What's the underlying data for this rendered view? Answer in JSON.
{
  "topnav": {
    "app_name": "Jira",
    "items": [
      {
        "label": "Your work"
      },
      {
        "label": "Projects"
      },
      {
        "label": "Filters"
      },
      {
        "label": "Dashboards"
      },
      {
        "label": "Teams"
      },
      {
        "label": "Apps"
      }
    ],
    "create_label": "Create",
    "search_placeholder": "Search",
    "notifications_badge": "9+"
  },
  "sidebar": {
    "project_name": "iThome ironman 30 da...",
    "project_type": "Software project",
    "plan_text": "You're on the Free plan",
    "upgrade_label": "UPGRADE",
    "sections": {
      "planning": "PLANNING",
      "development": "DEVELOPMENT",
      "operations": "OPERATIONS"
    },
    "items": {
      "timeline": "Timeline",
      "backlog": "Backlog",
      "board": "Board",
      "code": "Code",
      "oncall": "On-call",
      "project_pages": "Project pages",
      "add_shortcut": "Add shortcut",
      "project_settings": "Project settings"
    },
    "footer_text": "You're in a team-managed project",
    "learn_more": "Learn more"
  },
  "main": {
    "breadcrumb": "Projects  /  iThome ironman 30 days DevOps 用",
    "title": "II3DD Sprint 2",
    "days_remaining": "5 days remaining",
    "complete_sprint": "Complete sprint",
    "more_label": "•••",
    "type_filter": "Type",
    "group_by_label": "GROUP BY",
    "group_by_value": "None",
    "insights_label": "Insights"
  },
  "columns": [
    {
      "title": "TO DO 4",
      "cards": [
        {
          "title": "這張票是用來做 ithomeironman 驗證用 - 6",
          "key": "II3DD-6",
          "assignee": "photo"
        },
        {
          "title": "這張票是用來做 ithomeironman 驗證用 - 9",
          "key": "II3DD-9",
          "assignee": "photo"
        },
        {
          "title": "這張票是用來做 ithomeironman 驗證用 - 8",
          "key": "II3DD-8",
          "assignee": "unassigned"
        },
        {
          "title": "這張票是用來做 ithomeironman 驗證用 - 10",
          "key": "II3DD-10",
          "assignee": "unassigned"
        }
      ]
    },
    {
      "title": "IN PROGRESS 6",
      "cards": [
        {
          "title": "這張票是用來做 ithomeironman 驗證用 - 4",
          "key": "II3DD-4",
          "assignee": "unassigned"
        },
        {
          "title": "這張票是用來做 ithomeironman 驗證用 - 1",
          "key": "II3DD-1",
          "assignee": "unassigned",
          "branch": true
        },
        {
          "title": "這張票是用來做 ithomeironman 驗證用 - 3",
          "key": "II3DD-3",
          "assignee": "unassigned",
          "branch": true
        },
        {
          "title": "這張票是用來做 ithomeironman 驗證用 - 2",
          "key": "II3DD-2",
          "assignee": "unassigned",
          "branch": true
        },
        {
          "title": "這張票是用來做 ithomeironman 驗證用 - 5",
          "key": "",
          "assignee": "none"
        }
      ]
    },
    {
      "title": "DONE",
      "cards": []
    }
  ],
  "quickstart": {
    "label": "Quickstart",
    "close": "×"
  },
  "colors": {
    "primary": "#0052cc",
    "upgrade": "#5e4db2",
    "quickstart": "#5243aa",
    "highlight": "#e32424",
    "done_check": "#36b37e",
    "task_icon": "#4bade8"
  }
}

──────────────────────────────

PROBLEM TO WORK ON
Show all lines from the listing above in which "這張票是用來做" appears.

FINISHED TASK
          "title": "這張票是用來做 ithomeironman 驗證用 - 6",
          "title": "這張票是用來做 ithomeironman 驗證用 - 9",
          "title": "這張票是用來做 ithomeironman 驗證用 - 8",
          "title": "這張票是用來做 ithomeironman 驗證用 - 10",
          "title": "這張票是用來做 ithomeironman 驗證用 - 4",
          "title": "這張票是用來做 ithomeironman 驗證用 - 1",
          "title": "這張票是用來做 ithomeironman 驗證用 - 3",
          "title": "這張票是用來做 ithomeironman 驗證用 - 2",
          "title": "這張票是用來做 ithomeironman 驗證用 - 5",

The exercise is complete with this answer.